• [Exercise brief] Transcribe verbatim every line from the line containing "Output a JSON" to the end of the entries, including both endpoints. Output nothing beyond those lines.

• [Material for the task]
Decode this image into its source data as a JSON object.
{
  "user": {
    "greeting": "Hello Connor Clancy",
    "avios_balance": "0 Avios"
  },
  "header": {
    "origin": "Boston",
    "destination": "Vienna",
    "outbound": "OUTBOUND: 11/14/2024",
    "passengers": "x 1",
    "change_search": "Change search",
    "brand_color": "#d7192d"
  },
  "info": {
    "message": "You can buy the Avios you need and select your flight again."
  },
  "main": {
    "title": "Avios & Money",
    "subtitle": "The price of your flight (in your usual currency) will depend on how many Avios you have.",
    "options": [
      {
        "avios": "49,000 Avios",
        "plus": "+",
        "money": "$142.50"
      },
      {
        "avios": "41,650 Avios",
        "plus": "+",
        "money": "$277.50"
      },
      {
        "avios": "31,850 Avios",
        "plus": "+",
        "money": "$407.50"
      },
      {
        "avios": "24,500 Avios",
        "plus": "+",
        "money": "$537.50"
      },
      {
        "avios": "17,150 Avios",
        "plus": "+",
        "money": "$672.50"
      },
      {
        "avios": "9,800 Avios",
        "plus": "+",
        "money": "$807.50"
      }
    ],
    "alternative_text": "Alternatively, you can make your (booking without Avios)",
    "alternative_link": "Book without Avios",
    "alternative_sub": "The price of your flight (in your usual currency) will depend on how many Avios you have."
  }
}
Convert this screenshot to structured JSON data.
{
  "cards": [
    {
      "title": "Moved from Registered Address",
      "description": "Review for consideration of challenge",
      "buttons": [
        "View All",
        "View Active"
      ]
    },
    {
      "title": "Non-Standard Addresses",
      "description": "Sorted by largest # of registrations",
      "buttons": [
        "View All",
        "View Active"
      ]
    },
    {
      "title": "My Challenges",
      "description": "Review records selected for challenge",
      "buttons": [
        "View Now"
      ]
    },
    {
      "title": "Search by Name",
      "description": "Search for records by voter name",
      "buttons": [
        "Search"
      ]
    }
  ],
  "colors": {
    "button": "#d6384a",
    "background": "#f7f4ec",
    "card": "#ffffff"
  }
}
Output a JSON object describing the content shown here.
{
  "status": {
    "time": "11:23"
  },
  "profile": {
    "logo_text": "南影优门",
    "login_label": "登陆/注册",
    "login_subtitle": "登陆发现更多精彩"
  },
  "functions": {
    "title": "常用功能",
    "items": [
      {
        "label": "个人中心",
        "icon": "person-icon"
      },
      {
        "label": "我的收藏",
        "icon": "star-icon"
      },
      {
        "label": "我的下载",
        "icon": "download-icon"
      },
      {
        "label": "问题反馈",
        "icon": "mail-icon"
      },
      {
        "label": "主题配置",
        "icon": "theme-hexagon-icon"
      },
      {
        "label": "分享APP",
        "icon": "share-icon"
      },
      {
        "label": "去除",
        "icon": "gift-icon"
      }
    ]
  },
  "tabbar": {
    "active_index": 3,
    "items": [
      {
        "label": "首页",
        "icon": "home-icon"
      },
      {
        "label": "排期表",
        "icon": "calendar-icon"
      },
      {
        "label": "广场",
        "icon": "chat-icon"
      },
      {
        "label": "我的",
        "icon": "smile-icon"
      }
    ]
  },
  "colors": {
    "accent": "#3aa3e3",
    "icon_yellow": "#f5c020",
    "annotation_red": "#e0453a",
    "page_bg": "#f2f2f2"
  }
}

• [Result for this task]
Output a JSON object describing the content shown here.
{
  "status": {
    "time": "11:23"
  },
  "profile": {
    "logo_text": "南影优门",
    "login_label": "登陆/注册",
    "login_subtitle": "登陆发现更多精彩"
  },
  "functions": {
    "title": "常用功能",
    "items": [
      {
        "label": "个人中心",
        "icon": "person-icon"
      },
      {
        "label": "我的收藏",
        "icon": "star-icon"
      },
      {
        "label": "我的下载",
        "icon": "download-icon"
      },
      {
        "label": "问题反馈",
        "icon": "mail-icon"
      },
      {
        "label": "主题配置",
        "icon": "theme-hexagon-icon"
      },
      {
        "label": "分享APP",
        "icon": "share-icon"
      },
      {
        "label": "去除",
        "icon": "gift-icon"
      }
    ]
  },
  "tabbar": {
    "active_index": 3,
    "items": [
      {
        "label": "首页",
        "icon": "home-icon"
      },
      {
        "label": "排期表",
        "icon": "calendar-icon"
      },
      {
        "label": "广场",
        "icon": "chat-icon"
      },
      {
        "label": "我的",
        "icon": "smile-icon"
      }
    ]
  },
  "colors": {
    "accent": "#3aa3e3",
    "icon_yellow": "#f5c020",
    "annotation_red": "#e0453a",
    "page_bg": "#f2f2f2"
  }
}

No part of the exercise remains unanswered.